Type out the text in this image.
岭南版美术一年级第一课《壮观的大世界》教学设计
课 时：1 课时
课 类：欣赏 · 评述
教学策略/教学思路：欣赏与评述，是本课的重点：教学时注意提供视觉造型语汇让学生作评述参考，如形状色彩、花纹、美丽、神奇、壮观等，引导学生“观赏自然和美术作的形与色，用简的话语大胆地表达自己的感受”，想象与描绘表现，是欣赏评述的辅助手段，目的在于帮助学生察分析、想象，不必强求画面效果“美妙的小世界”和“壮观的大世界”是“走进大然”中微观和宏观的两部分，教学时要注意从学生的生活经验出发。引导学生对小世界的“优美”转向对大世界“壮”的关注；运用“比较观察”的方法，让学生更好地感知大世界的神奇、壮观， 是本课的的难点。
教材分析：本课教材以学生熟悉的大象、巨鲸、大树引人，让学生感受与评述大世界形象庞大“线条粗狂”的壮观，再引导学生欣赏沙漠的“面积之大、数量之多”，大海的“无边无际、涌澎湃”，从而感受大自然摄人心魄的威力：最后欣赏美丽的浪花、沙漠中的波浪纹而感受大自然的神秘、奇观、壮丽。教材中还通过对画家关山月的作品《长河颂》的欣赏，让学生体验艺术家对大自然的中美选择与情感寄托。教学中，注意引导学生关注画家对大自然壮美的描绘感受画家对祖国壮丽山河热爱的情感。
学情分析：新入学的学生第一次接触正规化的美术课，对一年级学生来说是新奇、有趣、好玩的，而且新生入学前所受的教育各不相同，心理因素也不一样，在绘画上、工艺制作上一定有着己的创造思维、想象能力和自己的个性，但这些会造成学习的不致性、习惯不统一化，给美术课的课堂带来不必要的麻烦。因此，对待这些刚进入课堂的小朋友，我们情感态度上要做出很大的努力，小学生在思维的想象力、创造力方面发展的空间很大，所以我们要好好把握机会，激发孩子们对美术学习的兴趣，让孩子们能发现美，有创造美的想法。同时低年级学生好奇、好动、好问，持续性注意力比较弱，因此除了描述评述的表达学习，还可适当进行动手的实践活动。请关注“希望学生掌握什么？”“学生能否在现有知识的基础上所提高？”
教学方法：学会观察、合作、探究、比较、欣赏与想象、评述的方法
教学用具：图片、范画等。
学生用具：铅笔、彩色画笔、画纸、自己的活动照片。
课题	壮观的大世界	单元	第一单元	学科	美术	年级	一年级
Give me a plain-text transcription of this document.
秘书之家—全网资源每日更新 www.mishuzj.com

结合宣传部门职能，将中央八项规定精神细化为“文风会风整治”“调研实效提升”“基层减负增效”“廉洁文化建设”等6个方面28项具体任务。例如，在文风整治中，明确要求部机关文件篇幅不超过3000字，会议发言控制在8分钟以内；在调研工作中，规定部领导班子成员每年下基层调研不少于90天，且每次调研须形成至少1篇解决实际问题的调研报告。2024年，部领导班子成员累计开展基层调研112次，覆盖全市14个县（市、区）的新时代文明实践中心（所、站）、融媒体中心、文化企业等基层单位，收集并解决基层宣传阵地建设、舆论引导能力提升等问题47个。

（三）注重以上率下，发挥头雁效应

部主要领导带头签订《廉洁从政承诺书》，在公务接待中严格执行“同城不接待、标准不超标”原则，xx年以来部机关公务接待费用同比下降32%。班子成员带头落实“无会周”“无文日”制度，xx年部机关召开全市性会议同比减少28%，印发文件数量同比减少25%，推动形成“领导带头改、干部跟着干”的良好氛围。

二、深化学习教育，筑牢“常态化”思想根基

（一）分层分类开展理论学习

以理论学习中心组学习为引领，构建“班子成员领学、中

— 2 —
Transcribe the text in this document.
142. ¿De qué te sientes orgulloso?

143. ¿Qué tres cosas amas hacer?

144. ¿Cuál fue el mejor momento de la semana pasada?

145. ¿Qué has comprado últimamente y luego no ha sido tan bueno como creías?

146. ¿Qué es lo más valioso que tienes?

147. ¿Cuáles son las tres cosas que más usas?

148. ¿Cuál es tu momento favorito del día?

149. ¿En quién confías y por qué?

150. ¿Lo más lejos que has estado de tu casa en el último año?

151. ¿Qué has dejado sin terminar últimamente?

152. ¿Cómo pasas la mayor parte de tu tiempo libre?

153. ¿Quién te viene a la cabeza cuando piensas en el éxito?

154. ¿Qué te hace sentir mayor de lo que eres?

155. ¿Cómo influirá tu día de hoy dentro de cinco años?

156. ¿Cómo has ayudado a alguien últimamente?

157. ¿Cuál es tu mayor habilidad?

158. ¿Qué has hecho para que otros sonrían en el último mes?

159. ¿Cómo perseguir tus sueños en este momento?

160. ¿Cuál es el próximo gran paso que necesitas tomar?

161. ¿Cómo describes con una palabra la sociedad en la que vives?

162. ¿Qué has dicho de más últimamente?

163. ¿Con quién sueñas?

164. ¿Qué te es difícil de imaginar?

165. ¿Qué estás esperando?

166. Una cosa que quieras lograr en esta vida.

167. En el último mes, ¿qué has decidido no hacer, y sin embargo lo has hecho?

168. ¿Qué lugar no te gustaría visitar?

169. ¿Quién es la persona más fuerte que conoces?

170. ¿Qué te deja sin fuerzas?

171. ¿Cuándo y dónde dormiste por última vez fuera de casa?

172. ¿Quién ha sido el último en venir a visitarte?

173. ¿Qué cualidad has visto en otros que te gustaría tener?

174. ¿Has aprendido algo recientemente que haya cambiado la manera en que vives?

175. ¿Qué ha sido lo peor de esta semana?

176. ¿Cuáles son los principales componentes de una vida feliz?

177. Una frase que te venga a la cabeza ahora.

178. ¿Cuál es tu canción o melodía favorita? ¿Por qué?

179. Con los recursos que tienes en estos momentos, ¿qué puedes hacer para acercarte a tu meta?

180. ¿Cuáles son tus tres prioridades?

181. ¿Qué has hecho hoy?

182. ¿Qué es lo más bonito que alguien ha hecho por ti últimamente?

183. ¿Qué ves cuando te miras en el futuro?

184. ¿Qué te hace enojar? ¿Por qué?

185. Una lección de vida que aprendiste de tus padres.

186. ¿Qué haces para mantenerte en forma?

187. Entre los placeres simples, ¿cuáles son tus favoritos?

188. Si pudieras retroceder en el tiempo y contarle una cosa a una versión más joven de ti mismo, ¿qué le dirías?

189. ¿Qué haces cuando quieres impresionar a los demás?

• **Directions for this task**
Identify and copy the lines holding the word "vives".

• **Final result**
161. ¿Cómo describes con una palabra la sociedad en la que vives?
174. ¿Has aprendido algo recientemente que haya cambiado la manera en que vives?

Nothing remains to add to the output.